Problem to solve
Skip the images. Copy the records exactly as written.

►

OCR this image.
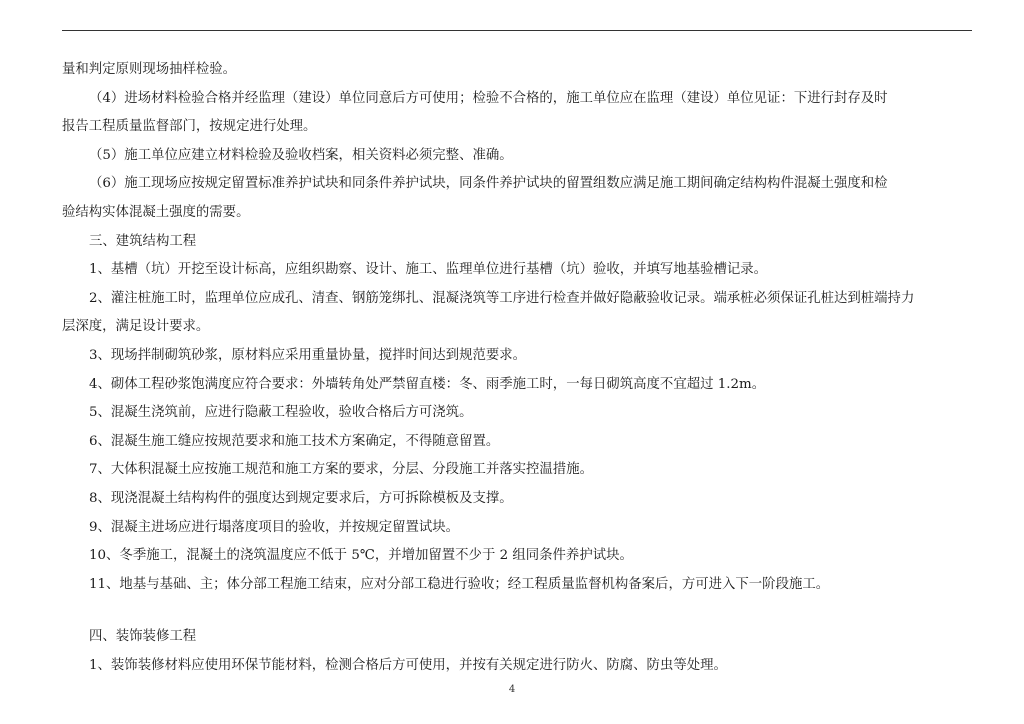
量和判定原则现场抽样检验。
（4）进场材料检验合格并经监理（建设）单位同意后方可使用；检验不合格的，施工单位应在监理（建设）单位见证：下进行封存及时
报告工程质量监督部门，按规定进行处理。
（5）施工单位应建立材料检验及验收档案，相关资料必须完整、准确。
（6）施工现场应按规定留置标准养护试块和同条件养护试块，同条件养护试块的留置组数应满足施工期间确定结构构件混凝土强度和检
验结构实体混凝土强度的需要。
三、建筑结构工程
1、基槽（坑）开挖至设计标高，应组织勘察、设计、施工、监理单位进行基槽（坑）验收，并填写地基验槽记录。
2、灌注桩施工时，监理单位应成孔、清查、钢筋笼绑扎、混凝浇筑等工序进行检查并做好隐蔽验收记录。端承桩必须保证孔桩达到桩端持力
层深度，满足设计要求。
3、现场拌制砌筑砂浆，原材料应采用重量协量，搅拌时间达到规范要求。
4、砌体工程砂浆饱满度应符合要求：外墙转角处严禁留直楼：冬、雨季施工时，一每日砌筑高度不宜超过 1.2m。
5、混凝生浇筑前，应进行隐蔽工程验收，验收合格后方可浇筑。
6、混凝生施工缝应按规范要求和施工技术方案确定，不得随意留置。
7、大体积混凝土应按施工规范和施工方案的要求，分层、分段施工并落实控温措施。
8、现浇混凝土结构构件的强度达到规定要求后，方可拆除模板及支撑。
9、混凝主进场应进行塌落度项目的验收，并按规定留置试块。
10、冬季施工，混凝土的浇筑温度应不低于 5℃，并增加留置不少于 2 组同条件养护试块。
11、地基与基础、主；体分部工程施工结束，应对分部工稳进行验收；经工程质量监督机构备案后，方可进入下一阶段施工。
四、装饰装修工程
1、装饰装修材料应使用环保节能材料，检测合格后方可使用，并按有关规定进行防火、防腐、防虫等处理。
4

◄

Solved exercise
OCR this image.
量和判定原则现场抽样检验。
（4）进场材料检验合格并经监理（建设）单位同意后方可使用；检验不合格的，施工单位应在监理（建设）单位见证：下进行封存及时
报告工程质量监督部门，按规定进行处理。
（5）施工单位应建立材料检验及验收档案，相关资料必须完整、准确。
（6）施工现场应按规定留置标准养护试块和同条件养护试块，同条件养护试块的留置组数应满足施工期间确定结构构件混凝土强度和检
验结构实体混凝土强度的需要。
三、建筑结构工程
1、基槽（坑）开挖至设计标高，应组织勘察、设计、施工、监理单位进行基槽（坑）验收，并填写地基验槽记录。
2、灌注桩施工时，监理单位应成孔、清查、钢筋笼绑扎、混凝浇筑等工序进行检查并做好隐蔽验收记录。端承桩必须保证孔桩达到桩端持力
层深度，满足设计要求。
3、现场拌制砌筑砂浆，原材料应采用重量协量，搅拌时间达到规范要求。
4、砌体工程砂浆饱满度应符合要求：外墙转角处严禁留直楼：冬、雨季施工时，一每日砌筑高度不宜超过 1.2m。
5、混凝生浇筑前，应进行隐蔽工程验收，验收合格后方可浇筑。
6、混凝生施工缝应按规范要求和施工技术方案确定，不得随意留置。
7、大体积混凝土应按施工规范和施工方案的要求，分层、分段施工并落实控温措施。
8、现浇混凝土结构构件的强度达到规定要求后，方可拆除模板及支撑。
9、混凝主进场应进行塌落度项目的验收，并按规定留置试块。
10、冬季施工，混凝土的浇筑温度应不低于 5℃，并增加留置不少于 2 组同条件养护试块。
11、地基与基础、主；体分部工程施工结束，应对分部工稳进行验收；经工程质量监督机构备案后，方可进入下一阶段施工。
四、装饰装修工程
1、装饰装修材料应使用环保节能材料，检测合格后方可使用，并按有关规定进行防火、防腐、防虫等处理。
4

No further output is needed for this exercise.